Exercise:
For the records that follow, return only the count of lines containing the string "testing".

Saved data entries
>> Begin

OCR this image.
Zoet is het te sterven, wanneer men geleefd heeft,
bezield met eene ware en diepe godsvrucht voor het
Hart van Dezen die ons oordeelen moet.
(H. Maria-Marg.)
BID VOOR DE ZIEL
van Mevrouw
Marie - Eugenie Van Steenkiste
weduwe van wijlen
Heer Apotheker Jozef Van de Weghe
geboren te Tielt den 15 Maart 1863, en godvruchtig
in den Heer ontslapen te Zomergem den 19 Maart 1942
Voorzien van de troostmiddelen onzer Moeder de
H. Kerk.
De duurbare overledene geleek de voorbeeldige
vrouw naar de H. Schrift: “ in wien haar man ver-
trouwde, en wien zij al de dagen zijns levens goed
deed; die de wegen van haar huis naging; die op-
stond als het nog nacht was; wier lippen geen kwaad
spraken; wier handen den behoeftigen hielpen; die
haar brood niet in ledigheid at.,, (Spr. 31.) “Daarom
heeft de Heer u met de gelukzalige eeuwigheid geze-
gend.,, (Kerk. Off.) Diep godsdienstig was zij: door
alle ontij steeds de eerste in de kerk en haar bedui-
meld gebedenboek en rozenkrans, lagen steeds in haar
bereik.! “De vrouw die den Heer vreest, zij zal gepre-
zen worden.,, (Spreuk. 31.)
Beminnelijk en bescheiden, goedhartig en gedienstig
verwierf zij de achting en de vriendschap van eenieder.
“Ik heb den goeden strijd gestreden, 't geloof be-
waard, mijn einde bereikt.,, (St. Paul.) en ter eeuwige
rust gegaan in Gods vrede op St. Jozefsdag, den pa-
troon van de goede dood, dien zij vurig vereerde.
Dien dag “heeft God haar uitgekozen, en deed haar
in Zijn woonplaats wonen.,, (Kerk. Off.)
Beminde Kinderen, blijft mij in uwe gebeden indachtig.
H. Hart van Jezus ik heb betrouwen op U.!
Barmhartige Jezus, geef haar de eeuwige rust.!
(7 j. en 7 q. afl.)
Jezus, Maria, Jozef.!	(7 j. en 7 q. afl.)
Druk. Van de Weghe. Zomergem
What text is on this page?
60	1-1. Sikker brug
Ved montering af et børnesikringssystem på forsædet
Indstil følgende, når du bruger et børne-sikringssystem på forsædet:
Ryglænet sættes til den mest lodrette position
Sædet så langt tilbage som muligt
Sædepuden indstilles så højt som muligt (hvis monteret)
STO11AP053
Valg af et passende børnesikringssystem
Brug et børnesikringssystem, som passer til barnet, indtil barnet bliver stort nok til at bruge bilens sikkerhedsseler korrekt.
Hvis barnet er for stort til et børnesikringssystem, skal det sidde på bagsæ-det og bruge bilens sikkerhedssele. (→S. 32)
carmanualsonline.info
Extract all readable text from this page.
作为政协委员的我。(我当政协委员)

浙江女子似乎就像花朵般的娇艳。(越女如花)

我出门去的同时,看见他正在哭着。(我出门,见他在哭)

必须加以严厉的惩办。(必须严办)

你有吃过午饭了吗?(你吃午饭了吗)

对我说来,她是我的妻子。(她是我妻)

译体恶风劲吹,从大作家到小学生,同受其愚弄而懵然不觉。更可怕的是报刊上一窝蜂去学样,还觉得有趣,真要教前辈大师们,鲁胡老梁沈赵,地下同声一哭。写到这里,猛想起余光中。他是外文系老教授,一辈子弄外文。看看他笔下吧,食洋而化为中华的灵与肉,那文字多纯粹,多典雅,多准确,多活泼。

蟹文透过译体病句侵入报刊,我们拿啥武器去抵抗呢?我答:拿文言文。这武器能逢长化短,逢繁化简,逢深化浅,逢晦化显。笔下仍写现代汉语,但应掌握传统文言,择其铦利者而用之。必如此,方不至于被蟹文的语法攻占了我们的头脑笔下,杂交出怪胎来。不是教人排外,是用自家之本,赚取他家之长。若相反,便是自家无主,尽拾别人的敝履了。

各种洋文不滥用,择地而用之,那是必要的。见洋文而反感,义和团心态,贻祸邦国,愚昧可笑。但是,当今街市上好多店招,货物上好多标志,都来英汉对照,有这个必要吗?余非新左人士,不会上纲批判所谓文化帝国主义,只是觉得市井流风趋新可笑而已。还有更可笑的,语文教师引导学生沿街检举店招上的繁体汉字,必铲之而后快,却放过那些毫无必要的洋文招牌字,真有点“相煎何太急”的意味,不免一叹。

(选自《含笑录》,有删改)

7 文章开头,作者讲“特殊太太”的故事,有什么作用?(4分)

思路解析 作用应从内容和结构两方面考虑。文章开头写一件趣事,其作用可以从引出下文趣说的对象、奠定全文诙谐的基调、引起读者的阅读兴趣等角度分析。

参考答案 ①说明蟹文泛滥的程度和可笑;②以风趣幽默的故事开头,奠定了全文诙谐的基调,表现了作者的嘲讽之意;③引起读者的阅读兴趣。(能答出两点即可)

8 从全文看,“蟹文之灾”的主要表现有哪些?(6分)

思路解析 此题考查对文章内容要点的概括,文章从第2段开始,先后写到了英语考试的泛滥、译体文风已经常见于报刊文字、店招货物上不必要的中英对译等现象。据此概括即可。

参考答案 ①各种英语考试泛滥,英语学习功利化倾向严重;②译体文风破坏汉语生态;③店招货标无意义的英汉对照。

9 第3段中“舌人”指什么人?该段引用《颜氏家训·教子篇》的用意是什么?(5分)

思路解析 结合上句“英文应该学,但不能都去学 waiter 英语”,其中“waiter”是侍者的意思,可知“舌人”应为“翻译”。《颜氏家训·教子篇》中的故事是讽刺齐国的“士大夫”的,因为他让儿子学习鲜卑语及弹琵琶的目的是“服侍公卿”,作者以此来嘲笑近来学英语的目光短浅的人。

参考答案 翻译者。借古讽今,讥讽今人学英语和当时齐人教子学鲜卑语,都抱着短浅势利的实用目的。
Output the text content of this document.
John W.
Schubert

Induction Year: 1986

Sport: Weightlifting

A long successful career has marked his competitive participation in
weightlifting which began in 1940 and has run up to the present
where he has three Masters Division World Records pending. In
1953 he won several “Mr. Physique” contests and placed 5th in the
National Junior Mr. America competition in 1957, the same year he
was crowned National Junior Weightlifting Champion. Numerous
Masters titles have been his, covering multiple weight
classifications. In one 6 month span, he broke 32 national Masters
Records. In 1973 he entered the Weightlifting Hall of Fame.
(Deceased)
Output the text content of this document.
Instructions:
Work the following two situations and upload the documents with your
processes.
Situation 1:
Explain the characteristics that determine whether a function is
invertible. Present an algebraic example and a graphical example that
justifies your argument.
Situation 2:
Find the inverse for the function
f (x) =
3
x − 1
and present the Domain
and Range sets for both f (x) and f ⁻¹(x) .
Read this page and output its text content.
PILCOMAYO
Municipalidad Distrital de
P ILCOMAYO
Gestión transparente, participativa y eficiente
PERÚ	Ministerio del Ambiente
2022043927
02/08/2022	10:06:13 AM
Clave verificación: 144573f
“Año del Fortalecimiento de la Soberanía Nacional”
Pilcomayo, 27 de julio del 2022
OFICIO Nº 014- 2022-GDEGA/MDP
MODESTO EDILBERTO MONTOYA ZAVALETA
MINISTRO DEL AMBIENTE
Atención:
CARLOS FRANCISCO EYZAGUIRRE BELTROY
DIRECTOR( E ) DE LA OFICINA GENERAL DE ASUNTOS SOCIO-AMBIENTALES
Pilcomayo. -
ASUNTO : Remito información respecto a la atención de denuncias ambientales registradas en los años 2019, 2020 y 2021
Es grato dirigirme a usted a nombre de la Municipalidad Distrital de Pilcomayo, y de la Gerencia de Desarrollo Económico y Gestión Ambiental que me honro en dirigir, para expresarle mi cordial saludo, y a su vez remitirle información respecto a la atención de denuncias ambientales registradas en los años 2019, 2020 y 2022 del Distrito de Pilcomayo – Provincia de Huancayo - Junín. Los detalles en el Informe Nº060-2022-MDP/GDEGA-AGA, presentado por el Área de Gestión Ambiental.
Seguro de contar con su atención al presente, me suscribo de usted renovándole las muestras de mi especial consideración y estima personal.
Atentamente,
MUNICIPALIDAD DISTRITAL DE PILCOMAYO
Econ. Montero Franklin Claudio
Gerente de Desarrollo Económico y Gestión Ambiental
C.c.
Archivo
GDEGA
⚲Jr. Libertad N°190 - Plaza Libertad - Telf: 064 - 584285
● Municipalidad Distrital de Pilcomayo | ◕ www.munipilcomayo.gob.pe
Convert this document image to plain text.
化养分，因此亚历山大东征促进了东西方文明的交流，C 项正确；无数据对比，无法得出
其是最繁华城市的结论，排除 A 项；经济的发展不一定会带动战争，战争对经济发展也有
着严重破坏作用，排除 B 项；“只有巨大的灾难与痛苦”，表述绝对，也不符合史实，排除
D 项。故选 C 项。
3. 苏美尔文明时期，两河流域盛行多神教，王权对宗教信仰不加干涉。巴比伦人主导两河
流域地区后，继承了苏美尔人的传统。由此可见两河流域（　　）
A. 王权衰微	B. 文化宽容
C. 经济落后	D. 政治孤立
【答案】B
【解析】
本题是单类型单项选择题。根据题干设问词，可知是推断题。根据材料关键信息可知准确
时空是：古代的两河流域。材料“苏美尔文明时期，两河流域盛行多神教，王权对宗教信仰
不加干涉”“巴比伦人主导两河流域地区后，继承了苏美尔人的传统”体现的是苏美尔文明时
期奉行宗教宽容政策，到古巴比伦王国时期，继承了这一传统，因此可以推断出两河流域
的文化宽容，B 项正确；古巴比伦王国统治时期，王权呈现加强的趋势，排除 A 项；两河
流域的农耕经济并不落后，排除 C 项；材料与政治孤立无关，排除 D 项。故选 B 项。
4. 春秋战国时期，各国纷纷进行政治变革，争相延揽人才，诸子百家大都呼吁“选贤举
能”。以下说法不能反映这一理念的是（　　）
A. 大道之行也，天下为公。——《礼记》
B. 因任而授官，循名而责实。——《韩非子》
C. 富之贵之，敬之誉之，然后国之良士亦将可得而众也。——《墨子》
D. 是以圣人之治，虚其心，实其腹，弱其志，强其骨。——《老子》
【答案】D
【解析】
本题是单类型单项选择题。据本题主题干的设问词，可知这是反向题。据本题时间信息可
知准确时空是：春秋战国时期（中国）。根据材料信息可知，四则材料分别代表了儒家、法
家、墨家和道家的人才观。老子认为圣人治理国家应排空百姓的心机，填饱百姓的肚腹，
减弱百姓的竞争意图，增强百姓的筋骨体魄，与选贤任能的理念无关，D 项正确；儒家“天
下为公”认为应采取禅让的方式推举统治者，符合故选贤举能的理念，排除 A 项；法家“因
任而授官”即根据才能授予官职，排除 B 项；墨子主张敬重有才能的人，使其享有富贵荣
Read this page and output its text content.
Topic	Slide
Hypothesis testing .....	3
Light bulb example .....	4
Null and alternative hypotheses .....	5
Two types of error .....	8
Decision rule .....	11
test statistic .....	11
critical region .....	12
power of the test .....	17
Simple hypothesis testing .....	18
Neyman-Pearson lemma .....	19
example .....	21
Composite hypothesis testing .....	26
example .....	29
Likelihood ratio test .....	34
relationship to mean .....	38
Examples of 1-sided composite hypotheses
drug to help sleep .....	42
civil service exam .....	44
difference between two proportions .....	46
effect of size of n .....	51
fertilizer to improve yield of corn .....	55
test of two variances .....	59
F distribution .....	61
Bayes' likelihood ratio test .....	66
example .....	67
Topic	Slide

>> End

Answer to this exercise:
3